How many lines of these entries include the string "accent"? State the number alone.

══════

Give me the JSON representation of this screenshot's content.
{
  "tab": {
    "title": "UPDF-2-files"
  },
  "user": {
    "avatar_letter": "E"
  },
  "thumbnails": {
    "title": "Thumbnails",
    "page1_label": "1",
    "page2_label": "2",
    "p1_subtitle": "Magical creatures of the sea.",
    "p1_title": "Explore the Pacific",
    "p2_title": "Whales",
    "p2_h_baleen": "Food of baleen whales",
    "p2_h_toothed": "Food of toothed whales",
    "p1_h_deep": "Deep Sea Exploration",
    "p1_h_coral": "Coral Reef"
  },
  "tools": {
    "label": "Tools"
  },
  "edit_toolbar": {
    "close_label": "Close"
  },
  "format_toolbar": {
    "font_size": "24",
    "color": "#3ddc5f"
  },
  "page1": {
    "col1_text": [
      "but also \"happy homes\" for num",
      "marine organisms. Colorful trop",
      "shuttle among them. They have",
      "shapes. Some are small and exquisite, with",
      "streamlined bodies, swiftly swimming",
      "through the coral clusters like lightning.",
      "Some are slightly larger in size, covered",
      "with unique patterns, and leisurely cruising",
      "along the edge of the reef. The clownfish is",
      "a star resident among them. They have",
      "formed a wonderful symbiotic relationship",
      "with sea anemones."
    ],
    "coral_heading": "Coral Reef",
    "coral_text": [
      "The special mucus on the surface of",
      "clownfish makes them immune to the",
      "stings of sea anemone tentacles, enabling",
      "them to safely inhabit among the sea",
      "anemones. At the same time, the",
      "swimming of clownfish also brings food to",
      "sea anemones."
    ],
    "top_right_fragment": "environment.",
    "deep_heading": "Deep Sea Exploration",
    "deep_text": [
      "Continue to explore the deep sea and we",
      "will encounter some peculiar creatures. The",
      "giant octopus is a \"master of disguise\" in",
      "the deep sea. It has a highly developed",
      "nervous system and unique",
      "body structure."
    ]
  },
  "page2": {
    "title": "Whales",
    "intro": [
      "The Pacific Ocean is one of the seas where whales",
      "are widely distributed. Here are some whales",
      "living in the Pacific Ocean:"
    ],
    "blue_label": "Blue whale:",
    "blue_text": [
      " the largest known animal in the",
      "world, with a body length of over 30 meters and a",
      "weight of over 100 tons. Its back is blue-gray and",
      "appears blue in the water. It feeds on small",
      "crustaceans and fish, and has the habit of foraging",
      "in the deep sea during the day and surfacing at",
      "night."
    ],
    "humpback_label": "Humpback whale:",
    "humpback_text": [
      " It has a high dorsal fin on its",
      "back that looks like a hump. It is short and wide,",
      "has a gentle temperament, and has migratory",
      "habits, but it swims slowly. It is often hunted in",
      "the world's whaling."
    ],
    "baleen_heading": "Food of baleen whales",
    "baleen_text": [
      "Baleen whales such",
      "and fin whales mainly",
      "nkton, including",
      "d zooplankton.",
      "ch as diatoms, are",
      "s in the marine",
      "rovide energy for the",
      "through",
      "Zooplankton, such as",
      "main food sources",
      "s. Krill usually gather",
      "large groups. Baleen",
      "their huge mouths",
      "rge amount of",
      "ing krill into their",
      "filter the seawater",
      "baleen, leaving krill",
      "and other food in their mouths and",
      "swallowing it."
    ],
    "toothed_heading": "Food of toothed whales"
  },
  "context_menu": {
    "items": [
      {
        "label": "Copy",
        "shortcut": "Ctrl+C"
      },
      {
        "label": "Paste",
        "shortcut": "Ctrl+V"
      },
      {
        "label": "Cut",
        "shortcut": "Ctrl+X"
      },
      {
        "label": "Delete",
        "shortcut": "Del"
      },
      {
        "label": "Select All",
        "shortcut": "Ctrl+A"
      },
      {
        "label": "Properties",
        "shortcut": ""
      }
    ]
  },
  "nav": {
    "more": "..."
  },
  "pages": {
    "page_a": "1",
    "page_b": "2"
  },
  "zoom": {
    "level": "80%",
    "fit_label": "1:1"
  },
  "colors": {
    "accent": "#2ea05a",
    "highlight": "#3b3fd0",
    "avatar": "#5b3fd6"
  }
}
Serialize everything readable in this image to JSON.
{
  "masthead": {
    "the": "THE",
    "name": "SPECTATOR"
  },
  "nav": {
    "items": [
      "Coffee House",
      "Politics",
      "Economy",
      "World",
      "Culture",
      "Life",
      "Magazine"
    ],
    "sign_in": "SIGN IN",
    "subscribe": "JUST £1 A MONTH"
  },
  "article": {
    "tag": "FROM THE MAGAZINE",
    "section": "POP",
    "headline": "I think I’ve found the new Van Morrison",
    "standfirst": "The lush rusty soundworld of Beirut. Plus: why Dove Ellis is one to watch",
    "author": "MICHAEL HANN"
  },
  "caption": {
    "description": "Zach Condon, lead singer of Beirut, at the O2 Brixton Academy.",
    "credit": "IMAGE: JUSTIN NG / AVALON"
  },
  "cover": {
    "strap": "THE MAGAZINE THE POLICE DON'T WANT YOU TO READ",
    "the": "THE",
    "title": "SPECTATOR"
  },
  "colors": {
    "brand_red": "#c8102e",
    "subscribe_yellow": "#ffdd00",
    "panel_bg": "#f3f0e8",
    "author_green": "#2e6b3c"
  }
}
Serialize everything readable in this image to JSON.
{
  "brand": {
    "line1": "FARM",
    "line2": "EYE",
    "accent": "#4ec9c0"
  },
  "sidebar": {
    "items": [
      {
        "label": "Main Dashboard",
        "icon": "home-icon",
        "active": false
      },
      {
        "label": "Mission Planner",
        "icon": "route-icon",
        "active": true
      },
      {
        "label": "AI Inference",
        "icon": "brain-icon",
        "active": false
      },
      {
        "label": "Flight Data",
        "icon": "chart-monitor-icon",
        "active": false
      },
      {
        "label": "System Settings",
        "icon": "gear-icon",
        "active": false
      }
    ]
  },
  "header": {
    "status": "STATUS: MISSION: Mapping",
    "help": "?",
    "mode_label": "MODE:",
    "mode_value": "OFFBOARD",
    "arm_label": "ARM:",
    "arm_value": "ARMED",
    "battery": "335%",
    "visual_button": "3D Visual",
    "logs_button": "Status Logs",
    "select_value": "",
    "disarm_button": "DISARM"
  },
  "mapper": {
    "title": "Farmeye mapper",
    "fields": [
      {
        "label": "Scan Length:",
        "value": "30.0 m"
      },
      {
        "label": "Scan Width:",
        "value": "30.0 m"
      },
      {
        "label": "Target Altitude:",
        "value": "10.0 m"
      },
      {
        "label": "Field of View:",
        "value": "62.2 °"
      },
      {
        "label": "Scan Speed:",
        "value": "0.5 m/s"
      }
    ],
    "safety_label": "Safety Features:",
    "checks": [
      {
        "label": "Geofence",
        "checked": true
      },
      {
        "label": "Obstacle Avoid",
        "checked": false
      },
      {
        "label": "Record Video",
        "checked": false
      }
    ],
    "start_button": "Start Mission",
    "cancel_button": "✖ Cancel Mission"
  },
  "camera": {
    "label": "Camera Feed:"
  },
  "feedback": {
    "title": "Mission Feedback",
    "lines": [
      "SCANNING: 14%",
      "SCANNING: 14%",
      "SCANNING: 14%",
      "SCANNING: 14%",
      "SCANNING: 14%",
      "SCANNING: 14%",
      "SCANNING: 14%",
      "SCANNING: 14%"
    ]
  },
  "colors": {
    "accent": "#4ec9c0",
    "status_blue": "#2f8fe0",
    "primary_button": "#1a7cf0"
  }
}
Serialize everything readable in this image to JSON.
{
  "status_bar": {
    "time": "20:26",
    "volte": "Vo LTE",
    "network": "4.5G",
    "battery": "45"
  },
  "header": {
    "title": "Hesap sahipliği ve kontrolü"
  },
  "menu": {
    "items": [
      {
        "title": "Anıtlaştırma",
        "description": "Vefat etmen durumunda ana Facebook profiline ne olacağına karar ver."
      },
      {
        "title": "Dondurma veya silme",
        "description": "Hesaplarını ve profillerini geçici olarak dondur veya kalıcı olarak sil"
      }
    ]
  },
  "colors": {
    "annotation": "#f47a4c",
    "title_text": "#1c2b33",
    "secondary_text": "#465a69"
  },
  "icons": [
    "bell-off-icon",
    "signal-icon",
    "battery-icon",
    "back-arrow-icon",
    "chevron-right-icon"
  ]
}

══════

- [OUTPUT OF THE TASK] 3